- _INSTRUCTION_:
Each record below should appear again exactly as written.

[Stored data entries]

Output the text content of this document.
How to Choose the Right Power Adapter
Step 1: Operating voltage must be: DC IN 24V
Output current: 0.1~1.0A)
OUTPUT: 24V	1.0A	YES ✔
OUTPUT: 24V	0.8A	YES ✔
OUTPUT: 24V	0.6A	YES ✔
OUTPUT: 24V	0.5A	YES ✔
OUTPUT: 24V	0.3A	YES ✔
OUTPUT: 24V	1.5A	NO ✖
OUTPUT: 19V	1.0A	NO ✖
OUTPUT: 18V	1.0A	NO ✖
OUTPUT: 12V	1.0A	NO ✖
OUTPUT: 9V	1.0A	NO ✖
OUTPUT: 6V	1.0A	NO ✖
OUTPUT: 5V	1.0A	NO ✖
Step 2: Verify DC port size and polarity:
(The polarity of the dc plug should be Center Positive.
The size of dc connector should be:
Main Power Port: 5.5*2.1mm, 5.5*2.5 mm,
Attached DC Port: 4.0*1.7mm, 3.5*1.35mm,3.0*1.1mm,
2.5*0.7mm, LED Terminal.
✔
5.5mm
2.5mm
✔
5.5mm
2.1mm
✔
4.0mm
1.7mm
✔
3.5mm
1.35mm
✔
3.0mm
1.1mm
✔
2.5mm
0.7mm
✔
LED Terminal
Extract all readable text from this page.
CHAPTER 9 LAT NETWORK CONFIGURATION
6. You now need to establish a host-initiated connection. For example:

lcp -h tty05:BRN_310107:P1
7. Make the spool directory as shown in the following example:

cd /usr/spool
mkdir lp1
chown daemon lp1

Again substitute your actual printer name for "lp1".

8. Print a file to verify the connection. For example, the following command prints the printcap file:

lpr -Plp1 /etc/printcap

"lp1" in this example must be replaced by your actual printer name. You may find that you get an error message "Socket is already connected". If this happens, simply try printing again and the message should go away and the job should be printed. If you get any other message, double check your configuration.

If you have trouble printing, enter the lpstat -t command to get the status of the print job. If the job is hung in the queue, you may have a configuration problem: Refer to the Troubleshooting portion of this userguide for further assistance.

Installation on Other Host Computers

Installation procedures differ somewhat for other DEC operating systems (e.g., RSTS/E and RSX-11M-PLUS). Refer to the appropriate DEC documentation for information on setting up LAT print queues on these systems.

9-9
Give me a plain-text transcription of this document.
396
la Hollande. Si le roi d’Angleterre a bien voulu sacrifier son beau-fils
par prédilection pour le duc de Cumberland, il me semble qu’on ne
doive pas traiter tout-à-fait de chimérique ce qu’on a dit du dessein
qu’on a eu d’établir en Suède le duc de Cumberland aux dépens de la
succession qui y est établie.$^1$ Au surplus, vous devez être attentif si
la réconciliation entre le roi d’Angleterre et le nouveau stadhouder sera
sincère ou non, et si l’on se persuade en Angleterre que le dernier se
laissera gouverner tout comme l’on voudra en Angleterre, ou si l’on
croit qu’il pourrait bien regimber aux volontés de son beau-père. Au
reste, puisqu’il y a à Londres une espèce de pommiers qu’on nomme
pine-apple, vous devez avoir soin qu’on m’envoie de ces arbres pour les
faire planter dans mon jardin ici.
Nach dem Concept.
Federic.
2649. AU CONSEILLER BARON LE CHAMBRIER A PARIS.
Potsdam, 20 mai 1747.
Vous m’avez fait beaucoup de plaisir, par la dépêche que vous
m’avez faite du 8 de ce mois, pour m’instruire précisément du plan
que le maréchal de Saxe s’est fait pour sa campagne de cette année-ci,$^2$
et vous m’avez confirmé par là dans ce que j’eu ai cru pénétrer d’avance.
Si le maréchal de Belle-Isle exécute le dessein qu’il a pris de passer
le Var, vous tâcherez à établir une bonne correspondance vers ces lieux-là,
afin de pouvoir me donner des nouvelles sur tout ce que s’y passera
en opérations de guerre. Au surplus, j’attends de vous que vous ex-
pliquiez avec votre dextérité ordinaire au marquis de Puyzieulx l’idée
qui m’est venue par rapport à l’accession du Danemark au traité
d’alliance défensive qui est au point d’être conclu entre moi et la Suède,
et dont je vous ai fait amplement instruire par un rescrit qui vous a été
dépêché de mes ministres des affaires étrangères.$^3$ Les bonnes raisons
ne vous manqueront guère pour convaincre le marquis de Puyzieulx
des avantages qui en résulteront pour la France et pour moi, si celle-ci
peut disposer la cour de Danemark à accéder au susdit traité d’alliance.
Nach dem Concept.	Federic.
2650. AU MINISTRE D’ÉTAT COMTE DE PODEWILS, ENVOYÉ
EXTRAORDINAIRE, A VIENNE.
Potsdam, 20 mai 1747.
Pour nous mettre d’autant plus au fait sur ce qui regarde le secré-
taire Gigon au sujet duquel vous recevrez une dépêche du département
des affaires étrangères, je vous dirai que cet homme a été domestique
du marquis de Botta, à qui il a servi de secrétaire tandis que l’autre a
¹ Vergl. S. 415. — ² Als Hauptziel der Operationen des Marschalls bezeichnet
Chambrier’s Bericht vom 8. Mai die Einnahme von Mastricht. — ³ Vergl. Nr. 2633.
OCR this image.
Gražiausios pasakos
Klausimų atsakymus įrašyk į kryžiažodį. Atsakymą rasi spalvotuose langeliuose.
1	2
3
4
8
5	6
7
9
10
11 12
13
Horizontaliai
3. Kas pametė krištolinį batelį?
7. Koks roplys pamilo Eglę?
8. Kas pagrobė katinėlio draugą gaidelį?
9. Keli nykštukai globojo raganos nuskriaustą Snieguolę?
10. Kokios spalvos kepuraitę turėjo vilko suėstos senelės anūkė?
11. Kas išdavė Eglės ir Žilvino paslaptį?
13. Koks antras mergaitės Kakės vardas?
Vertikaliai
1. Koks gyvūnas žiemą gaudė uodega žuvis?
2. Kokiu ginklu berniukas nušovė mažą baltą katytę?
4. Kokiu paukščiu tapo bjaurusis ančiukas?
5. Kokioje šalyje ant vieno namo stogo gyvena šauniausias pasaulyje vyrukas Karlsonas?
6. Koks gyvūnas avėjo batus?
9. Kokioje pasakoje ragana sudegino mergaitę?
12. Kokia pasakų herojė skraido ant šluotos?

- _RESPONSE TO THE TASK_:
Output the text content of this document.
How to Choose the Right Power Adapter
Step 1: Operating voltage must be: DC IN 24V
Output current: 0.1~1.0A)
OUTPUT: 24V	1.0A	YES ✔
OUTPUT: 24V	0.8A	YES ✔
OUTPUT: 24V	0.6A	YES ✔
OUTPUT: 24V	0.5A	YES ✔
OUTPUT: 24V	0.3A	YES ✔
OUTPUT: 24V	1.5A	NO ✖
OUTPUT: 19V	1.0A	NO ✖
OUTPUT: 18V	1.0A	NO ✖
OUTPUT: 12V	1.0A	NO ✖
OUTPUT: 9V	1.0A	NO ✖
OUTPUT: 6V	1.0A	NO ✖
OUTPUT: 5V	1.0A	NO ✖
Step 2: Verify DC port size and polarity:
(The polarity of the dc plug should be Center Positive.
The size of dc connector should be:
Main Power Port: 5.5*2.1mm, 5.5*2.5 mm,
Attached DC Port: 4.0*1.7mm, 3.5*1.35mm,3.0*1.1mm,
2.5*0.7mm, LED Terminal.
✔
5.5mm
2.5mm
✔
5.5mm
2.1mm
✔
4.0mm
1.7mm
✔
3.5mm
1.35mm
✔
3.0mm
1.1mm
✔
2.5mm
0.7mm
✔
LED Terminal
Extract all readable text from this page.
CHAPTER 9 LAT NETWORK CONFIGURATION
6. You now need to establish a host-initiated connection. For example:

lcp -h tty05:BRN_310107:P1
7. Make the spool directory as shown in the following example:

cd /usr/spool
mkdir lp1
chown daemon lp1

Again substitute your actual printer name for "lp1".

8. Print a file to verify the connection. For example, the following command prints the printcap file:

lpr -Plp1 /etc/printcap

"lp1" in this example must be replaced by your actual printer name. You may find that you get an error message "Socket is already connected". If this happens, simply try printing again and the message should go away and the job should be printed. If you get any other message, double check your configuration.

If you have trouble printing, enter the lpstat -t command to get the status of the print job. If the job is hung in the queue, you may have a configuration problem: Refer to the Troubleshooting portion of this userguide for further assistance.

Installation on Other Host Computers

Installation procedures differ somewhat for other DEC operating systems (e.g., RSTS/E and RSX-11M-PLUS). Refer to the appropriate DEC documentation for information on setting up LAT print queues on these systems.

9-9
Give me a plain-text transcription of this document.
396
la Hollande. Si le roi d’Angleterre a bien voulu sacrifier son beau-fils
par prédilection pour le duc de Cumberland, il me semble qu’on ne
doive pas traiter tout-à-fait de chimérique ce qu’on a dit du dessein
qu’on a eu d’établir en Suède le duc de Cumberland aux dépens de la
succession qui y est établie.$^1$ Au surplus, vous devez être attentif si
la réconciliation entre le roi d’Angleterre et le nouveau stadhouder sera
sincère ou non, et si l’on se persuade en Angleterre que le dernier se
laissera gouverner tout comme l’on voudra en Angleterre, ou si l’on
croit qu’il pourrait bien regimber aux volontés de son beau-père. Au
reste, puisqu’il y a à Londres une espèce de pommiers qu’on nomme
pine-apple, vous devez avoir soin qu’on m’envoie de ces arbres pour les
faire planter dans mon jardin ici.
Nach dem Concept.
Federic.
2649. AU CONSEILLER BARON LE CHAMBRIER A PARIS.
Potsdam, 20 mai 1747.
Vous m’avez fait beaucoup de plaisir, par la dépêche que vous
m’avez faite du 8 de ce mois, pour m’instruire précisément du plan
que le maréchal de Saxe s’est fait pour sa campagne de cette année-ci,$^2$
et vous m’avez confirmé par là dans ce que j’eu ai cru pénétrer d’avance.
Si le maréchal de Belle-Isle exécute le dessein qu’il a pris de passer
le Var, vous tâcherez à établir une bonne correspondance vers ces lieux-là,
afin de pouvoir me donner des nouvelles sur tout ce que s’y passera
en opérations de guerre. Au surplus, j’attends de vous que vous ex-
pliquiez avec votre dextérité ordinaire au marquis de Puyzieulx l’idée
qui m’est venue par rapport à l’accession du Danemark au traité
d’alliance défensive qui est au point d’être conclu entre moi et la Suède,
et dont je vous ai fait amplement instruire par un rescrit qui vous a été
dépêché de mes ministres des affaires étrangères.$^3$ Les bonnes raisons
ne vous manqueront guère pour convaincre le marquis de Puyzieulx
des avantages qui en résulteront pour la France et pour moi, si celle-ci
peut disposer la cour de Danemark à accéder au susdit traité d’alliance.
Nach dem Concept.	Federic.
2650. AU MINISTRE D’ÉTAT COMTE DE PODEWILS, ENVOYÉ
EXTRAORDINAIRE, A VIENNE.
Potsdam, 20 mai 1747.
Pour nous mettre d’autant plus au fait sur ce qui regarde le secré-
taire Gigon au sujet duquel vous recevrez une dépêche du département
des affaires étrangères, je vous dirai que cet homme a été domestique
du marquis de Botta, à qui il a servi de secrétaire tandis que l’autre a
¹ Vergl. S. 415. — ² Als Hauptziel der Operationen des Marschalls bezeichnet
Chambrier’s Bericht vom 8. Mai die Einnahme von Mastricht. — ³ Vergl. Nr. 2633.
OCR this image.
Gražiausios pasakos
Klausimų atsakymus įrašyk į kryžiažodį. Atsakymą rasi spalvotuose langeliuose.
1	2
3
4
8
5	6
7
9
10
11 12
13
Horizontaliai
3. Kas pametė krištolinį batelį?
7. Koks roplys pamilo Eglę?
8. Kas pagrobė katinėlio draugą gaidelį?
9. Keli nykštukai globojo raganos nuskriaustą Snieguolę?
10. Kokios spalvos kepuraitę turėjo vilko suėstos senelės anūkė?
11. Kas išdavė Eglės ir Žilvino paslaptį?
13. Koks antras mergaitės Kakės vardas?
Vertikaliai
1. Koks gyvūnas žiemą gaudė uodega žuvis?
2. Kokiu ginklu berniukas nušovė mažą baltą katytę?
4. Kokiu paukščiu tapo bjaurusis ančiukas?
5. Kokioje šalyje ant vieno namo stogo gyvena šauniausias pasaulyje vyrukas Karlsonas?
6. Koks gyvūnas avėjo batus?
9. Kokioje pasakoje ragana sudegino mergaitę?
12. Kokia pasakų herojė skraido ant šluotos?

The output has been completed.